Task instructions ::
Output solely the number of lines containing the string "title".

:::::

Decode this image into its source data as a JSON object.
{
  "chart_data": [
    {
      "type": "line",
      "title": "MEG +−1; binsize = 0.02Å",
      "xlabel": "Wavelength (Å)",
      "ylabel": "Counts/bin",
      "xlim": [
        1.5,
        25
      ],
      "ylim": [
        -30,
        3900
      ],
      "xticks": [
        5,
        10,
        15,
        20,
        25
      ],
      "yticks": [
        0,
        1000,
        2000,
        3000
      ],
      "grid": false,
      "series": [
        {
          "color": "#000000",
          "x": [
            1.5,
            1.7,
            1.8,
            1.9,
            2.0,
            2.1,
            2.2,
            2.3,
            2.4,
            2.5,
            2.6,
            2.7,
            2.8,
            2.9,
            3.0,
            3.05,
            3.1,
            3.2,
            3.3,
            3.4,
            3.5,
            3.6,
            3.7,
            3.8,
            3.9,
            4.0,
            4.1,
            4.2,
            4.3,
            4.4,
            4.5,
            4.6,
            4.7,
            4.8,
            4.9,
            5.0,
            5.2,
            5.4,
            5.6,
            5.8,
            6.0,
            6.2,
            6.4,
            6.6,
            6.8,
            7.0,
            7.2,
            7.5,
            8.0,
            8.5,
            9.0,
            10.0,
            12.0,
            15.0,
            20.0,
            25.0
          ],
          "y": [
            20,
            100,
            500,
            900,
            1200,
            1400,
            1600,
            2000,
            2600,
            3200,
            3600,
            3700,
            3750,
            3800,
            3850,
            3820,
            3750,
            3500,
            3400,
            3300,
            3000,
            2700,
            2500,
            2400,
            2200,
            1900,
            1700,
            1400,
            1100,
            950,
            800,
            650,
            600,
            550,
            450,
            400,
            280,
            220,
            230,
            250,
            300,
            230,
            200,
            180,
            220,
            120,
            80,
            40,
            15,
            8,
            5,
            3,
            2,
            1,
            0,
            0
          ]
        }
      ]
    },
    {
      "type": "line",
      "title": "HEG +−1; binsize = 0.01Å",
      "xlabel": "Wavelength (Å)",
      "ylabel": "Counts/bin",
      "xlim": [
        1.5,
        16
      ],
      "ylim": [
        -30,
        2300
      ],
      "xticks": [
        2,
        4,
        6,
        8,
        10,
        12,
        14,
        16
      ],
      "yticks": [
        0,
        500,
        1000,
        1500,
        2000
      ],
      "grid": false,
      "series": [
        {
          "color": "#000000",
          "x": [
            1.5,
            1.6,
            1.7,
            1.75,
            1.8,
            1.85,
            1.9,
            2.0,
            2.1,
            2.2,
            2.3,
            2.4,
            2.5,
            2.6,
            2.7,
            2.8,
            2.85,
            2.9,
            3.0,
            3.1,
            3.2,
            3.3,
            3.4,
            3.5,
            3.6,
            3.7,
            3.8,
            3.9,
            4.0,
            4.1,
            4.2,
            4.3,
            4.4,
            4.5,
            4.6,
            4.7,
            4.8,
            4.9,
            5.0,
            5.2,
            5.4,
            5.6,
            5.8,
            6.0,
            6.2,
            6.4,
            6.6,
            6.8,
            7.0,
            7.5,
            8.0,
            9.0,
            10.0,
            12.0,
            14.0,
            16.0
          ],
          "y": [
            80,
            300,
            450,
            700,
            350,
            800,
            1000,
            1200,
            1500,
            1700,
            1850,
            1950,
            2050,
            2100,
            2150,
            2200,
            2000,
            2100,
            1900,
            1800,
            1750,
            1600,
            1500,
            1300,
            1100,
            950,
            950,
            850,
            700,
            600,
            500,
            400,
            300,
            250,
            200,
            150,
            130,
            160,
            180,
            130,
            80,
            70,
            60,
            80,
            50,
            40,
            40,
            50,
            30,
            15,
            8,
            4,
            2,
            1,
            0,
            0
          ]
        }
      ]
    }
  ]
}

:::::

Task solution ::
2